=== Given problem ===
Write out all of the entries exactly, please.

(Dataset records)
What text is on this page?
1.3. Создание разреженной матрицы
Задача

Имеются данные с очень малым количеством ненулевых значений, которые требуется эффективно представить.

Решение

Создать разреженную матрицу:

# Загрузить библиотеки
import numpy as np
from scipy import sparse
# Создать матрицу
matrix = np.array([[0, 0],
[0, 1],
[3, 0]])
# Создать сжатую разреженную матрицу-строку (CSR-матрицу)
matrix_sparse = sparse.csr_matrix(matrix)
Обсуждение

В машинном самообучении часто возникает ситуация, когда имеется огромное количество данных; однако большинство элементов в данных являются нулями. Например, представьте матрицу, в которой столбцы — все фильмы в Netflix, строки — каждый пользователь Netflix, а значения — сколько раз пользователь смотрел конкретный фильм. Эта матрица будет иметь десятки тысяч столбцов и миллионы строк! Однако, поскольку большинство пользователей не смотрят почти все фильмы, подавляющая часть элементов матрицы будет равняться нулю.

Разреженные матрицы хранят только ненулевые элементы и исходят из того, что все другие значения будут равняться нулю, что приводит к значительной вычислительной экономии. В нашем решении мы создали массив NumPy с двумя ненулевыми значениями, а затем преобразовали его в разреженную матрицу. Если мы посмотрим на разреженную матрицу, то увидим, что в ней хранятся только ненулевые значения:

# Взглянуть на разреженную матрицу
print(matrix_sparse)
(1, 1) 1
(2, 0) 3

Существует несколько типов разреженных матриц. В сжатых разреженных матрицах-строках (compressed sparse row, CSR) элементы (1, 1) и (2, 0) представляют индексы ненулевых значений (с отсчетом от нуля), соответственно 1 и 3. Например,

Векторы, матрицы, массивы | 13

=== Final result ===
What text is on this page?
1.3. Создание разреженной матрицы
Задача

Имеются данные с очень малым количеством ненулевых значений, которые требуется эффективно представить.

Решение

Создать разреженную матрицу:

# Загрузить библиотеки
import numpy as np
from scipy import sparse
# Создать матрицу
matrix = np.array([[0, 0],
[0, 1],
[3, 0]])
# Создать сжатую разреженную матрицу-строку (CSR-матрицу)
matrix_sparse = sparse.csr_matrix(matrix)
Обсуждение

В машинном самообучении часто возникает ситуация, когда имеется огромное количество данных; однако большинство элементов в данных являются нулями. Например, представьте матрицу, в которой столбцы — все фильмы в Netflix, строки — каждый пользователь Netflix, а значения — сколько раз пользователь смотрел конкретный фильм. Эта матрица будет иметь десятки тысяч столбцов и миллионы строк! Однако, поскольку большинство пользователей не смотрят почти все фильмы, подавляющая часть элементов матрицы будет равняться нулю.

Разреженные матрицы хранят только ненулевые элементы и исходят из того, что все другие значения будут равняться нулю, что приводит к значительной вычислительной экономии. В нашем решении мы создали массив NumPy с двумя ненулевыми значениями, а затем преобразовали его в разреженную матрицу. Если мы посмотрим на разреженную матрицу, то увидим, что в ней хранятся только ненулевые значения:

# Взглянуть на разреженную матрицу
print(matrix_sparse)
(1, 1) 1
(2, 0) 3

Существует несколько типов разреженных матриц. В сжатых разреженных матрицах-строках (compressed sparse row, CSR) элементы (1, 1) и (2, 0) представляют индексы ненулевых значений (с отсчетом от нуля), соответственно 1 и 3. Например,

Векторы, матрицы, массивы | 13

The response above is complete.